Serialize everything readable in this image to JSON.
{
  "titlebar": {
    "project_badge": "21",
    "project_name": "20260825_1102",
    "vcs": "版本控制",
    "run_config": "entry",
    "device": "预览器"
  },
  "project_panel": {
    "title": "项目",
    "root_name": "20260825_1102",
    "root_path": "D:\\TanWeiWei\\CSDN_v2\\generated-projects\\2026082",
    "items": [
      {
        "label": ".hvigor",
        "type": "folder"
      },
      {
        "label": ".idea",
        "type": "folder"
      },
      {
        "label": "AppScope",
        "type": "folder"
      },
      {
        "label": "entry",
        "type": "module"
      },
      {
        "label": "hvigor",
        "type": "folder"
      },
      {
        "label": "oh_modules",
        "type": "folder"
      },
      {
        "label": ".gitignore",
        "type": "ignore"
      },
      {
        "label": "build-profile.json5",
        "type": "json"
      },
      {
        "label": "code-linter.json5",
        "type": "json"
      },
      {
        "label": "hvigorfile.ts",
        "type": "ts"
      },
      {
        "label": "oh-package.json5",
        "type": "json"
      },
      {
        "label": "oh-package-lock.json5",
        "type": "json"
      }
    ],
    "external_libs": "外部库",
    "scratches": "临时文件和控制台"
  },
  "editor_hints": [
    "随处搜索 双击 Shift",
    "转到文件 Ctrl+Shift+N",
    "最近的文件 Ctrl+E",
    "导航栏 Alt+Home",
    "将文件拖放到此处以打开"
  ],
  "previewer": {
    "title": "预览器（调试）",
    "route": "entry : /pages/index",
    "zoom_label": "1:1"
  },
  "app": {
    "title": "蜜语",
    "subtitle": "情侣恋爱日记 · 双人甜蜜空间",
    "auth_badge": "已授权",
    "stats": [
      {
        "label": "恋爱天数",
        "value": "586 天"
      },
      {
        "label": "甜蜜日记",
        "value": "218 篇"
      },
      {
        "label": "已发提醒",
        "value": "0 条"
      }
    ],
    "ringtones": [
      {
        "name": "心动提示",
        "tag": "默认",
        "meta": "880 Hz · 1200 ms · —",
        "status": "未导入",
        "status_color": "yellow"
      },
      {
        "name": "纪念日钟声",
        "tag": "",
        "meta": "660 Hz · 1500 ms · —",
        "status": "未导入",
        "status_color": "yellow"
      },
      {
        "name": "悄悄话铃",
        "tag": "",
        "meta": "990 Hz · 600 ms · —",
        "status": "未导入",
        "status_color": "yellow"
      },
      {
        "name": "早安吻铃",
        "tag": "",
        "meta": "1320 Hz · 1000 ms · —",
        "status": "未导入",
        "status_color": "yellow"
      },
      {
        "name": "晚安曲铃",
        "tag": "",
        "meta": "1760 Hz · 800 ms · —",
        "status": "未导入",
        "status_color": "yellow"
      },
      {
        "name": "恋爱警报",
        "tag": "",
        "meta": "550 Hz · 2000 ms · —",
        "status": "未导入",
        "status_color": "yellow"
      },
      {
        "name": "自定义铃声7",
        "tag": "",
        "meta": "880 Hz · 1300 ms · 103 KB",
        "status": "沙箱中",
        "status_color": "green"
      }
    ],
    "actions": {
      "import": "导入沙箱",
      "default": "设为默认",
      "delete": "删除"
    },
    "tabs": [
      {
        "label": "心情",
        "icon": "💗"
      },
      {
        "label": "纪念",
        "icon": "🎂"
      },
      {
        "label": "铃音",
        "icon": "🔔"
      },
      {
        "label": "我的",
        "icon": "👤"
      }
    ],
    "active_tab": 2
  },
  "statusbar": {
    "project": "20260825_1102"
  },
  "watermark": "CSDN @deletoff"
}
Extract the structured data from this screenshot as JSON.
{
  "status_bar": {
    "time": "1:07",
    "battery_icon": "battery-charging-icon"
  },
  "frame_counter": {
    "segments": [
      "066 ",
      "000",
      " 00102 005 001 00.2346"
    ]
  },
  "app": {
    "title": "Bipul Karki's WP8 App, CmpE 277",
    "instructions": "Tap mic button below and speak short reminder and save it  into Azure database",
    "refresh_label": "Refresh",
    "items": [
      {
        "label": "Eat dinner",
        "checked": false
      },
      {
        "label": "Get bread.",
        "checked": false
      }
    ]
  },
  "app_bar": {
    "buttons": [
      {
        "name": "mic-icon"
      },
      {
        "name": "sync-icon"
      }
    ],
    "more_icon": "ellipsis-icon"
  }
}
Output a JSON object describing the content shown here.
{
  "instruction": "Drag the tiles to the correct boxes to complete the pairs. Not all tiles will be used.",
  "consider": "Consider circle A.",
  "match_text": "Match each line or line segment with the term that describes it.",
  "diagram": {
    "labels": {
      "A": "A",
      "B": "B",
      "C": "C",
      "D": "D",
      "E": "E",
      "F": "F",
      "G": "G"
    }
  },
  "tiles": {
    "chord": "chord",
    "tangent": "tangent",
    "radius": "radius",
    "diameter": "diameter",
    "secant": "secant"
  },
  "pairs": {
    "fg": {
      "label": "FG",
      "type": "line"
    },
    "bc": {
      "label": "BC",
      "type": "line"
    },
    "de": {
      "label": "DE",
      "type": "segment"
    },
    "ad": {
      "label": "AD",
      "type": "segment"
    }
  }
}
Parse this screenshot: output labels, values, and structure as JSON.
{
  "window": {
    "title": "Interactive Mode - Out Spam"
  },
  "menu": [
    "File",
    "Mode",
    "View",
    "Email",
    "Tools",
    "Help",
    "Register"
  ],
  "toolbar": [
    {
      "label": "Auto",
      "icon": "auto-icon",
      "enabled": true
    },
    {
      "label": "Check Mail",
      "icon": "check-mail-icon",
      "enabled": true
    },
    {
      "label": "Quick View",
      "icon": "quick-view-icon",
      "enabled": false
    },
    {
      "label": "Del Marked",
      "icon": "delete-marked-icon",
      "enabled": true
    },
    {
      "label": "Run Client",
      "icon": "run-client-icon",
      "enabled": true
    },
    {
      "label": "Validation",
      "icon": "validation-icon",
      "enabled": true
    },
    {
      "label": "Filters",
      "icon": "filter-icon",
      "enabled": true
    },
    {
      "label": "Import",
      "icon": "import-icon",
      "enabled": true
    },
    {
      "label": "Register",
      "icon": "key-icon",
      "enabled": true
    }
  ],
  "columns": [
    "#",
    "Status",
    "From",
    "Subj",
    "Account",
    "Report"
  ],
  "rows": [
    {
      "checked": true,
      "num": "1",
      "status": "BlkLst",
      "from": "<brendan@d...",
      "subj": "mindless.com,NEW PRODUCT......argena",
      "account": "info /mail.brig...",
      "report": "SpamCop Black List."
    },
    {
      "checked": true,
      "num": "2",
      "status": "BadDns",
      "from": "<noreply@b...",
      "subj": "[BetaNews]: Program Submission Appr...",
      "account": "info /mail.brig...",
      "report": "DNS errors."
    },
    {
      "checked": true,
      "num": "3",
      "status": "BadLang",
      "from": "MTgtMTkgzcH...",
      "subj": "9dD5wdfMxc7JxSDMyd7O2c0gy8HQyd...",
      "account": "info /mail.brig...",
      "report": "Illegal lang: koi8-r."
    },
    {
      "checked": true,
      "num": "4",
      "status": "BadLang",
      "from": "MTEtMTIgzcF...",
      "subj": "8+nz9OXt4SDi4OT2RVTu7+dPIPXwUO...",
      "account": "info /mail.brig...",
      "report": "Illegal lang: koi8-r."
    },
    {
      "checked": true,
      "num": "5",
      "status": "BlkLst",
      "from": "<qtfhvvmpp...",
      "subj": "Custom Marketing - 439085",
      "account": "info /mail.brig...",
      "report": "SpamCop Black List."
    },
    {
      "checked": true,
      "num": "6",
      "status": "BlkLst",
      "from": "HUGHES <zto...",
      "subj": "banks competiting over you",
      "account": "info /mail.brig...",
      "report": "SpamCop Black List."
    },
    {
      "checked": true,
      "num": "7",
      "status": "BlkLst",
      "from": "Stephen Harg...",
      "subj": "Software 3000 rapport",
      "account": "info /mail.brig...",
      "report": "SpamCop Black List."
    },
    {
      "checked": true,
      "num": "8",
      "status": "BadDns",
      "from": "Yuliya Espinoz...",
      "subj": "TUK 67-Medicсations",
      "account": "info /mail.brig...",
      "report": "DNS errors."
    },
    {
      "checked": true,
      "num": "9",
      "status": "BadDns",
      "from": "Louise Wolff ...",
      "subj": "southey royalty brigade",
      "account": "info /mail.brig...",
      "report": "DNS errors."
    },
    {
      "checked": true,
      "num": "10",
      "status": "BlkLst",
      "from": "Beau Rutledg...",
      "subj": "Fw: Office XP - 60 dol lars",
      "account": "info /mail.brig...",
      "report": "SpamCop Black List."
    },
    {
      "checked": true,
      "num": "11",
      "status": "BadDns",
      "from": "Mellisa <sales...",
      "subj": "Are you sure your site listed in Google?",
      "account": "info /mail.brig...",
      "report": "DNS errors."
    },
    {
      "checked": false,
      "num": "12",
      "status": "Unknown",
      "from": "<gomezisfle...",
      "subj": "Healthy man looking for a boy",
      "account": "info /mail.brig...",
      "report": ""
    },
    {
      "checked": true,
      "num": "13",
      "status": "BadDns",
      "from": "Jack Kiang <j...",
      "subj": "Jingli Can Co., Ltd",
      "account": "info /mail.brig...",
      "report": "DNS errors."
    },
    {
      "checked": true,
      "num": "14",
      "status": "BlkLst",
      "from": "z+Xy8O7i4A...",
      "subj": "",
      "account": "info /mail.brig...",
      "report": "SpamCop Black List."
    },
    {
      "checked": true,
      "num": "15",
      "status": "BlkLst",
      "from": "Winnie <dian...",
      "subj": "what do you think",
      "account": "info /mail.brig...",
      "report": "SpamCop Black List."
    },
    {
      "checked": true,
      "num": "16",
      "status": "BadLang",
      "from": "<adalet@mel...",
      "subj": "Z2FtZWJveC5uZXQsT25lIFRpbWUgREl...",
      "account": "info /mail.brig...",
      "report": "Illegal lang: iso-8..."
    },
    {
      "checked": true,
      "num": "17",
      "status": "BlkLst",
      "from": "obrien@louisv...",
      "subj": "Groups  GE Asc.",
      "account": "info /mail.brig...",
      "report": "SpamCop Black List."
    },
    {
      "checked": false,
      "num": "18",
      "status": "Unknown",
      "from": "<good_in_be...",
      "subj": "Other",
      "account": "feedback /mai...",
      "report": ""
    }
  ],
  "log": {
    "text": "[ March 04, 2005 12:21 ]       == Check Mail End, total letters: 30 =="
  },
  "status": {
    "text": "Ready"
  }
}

= = =

▶ [Given task] Tally the lines of the listing in which the word "package" occurs, and state the total alone.

▶ [The output] 2